● Work to be completed
Reproduce all entries word for word.

● Data excerpts
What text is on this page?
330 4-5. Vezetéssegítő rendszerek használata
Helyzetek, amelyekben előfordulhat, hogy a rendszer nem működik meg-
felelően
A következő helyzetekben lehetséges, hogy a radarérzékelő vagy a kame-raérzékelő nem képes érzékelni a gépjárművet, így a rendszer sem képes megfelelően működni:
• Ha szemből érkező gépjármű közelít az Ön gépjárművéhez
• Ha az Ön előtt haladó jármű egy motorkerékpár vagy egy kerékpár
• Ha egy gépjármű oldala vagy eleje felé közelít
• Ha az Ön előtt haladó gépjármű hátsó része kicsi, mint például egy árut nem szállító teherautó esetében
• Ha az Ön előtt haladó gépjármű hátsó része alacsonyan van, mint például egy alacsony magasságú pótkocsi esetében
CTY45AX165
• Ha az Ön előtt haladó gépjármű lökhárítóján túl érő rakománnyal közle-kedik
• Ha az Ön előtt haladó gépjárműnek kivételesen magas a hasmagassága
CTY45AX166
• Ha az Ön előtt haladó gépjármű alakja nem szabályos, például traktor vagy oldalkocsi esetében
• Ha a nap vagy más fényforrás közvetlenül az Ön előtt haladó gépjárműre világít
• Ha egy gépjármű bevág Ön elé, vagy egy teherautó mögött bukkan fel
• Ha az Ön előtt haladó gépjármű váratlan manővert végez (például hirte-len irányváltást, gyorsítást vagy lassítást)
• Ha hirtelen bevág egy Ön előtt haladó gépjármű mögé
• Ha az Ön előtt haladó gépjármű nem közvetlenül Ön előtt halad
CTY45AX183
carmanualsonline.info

● Result below
What text is on this page?
330 4-5. Vezetéssegítő rendszerek használata
Helyzetek, amelyekben előfordulhat, hogy a rendszer nem működik meg-
felelően
A következő helyzetekben lehetséges, hogy a radarérzékelő vagy a kame-raérzékelő nem képes érzékelni a gépjárművet, így a rendszer sem képes megfelelően működni:
• Ha szemből érkező gépjármű közelít az Ön gépjárművéhez
• Ha az Ön előtt haladó jármű egy motorkerékpár vagy egy kerékpár
• Ha egy gépjármű oldala vagy eleje felé közelít
• Ha az Ön előtt haladó gépjármű hátsó része kicsi, mint például egy árut nem szállító teherautó esetében
• Ha az Ön előtt haladó gépjármű hátsó része alacsonyan van, mint például egy alacsony magasságú pótkocsi esetében
CTY45AX165
• Ha az Ön előtt haladó gépjármű lökhárítóján túl érő rakománnyal közle-kedik
• Ha az Ön előtt haladó gépjárműnek kivételesen magas a hasmagassága
CTY45AX166
• Ha az Ön előtt haladó gépjármű alakja nem szabályos, például traktor vagy oldalkocsi esetében
• Ha a nap vagy más fényforrás közvetlenül az Ön előtt haladó gépjárműre világít
• Ha egy gépjármű bevág Ön elé, vagy egy teherautó mögött bukkan fel
• Ha az Ön előtt haladó gépjármű váratlan manővert végez (például hirte-len irányváltást, gyorsítást vagy lassítást)
• Ha hirtelen bevág egy Ön előtt haladó gépjármű mögé
• Ha az Ön előtt haladó gépjármű nem közvetlenül Ön előtt halad
CTY45AX183
carmanualsonline.info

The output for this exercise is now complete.